Instructions for the task> Take every line from the listing below that includes "value" and copy it.

Entries with figure data>
(begin)

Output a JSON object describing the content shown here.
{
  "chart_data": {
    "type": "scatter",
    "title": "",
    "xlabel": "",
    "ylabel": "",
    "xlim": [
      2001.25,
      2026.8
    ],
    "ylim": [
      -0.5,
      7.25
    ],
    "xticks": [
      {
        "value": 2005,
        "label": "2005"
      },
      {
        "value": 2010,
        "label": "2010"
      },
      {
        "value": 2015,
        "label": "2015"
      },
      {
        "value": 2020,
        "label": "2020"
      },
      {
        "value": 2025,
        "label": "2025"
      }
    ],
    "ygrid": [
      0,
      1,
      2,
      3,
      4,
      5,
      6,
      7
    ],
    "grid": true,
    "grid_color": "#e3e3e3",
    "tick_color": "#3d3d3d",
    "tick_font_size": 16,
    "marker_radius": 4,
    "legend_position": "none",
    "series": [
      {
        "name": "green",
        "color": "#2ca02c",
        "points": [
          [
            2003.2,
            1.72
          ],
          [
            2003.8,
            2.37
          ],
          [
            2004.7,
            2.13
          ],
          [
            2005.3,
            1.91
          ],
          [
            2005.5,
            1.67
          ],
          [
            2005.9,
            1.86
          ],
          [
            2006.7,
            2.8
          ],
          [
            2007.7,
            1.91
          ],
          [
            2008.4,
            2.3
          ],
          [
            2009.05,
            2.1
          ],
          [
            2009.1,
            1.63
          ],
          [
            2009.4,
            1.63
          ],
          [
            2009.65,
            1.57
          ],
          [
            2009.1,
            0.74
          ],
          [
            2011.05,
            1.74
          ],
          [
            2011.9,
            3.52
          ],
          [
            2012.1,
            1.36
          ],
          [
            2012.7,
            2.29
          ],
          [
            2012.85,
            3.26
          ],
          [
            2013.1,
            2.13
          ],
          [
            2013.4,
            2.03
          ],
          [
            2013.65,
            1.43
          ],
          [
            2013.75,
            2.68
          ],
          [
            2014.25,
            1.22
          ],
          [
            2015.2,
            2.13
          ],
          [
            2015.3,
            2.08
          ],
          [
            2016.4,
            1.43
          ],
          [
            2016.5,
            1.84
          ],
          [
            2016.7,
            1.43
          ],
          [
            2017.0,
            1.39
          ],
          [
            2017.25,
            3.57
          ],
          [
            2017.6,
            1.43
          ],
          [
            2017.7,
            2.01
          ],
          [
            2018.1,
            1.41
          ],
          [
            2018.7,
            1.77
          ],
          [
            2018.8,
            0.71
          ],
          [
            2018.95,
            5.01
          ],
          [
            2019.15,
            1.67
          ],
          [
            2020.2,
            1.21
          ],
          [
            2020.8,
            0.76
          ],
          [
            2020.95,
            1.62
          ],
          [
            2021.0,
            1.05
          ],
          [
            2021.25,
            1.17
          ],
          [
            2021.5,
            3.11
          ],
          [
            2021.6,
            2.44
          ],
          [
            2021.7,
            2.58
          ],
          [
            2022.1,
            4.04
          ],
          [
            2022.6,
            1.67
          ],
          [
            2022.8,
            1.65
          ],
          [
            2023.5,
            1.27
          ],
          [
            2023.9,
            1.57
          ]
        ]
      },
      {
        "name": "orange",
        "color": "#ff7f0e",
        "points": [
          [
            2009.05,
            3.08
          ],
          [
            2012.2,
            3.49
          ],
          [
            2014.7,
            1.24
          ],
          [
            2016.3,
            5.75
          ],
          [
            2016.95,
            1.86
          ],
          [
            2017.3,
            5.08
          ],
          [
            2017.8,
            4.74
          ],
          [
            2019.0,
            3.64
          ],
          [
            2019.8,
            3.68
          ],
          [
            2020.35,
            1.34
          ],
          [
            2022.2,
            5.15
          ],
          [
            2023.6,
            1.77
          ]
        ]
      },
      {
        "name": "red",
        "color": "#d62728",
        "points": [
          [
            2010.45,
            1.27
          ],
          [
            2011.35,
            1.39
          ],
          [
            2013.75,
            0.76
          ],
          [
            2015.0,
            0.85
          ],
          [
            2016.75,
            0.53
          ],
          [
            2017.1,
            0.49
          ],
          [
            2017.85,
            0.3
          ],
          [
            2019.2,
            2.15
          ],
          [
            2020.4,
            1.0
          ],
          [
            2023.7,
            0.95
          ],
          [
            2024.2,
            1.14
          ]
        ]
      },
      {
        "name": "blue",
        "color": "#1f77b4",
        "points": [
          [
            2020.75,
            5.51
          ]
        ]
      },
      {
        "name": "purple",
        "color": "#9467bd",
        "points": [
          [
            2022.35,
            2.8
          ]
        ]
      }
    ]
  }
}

(end)

Written response>
        "value": 2005,
        "value": 2010,
        "value": 2015,
        "value": 2020,
        "value": 2025,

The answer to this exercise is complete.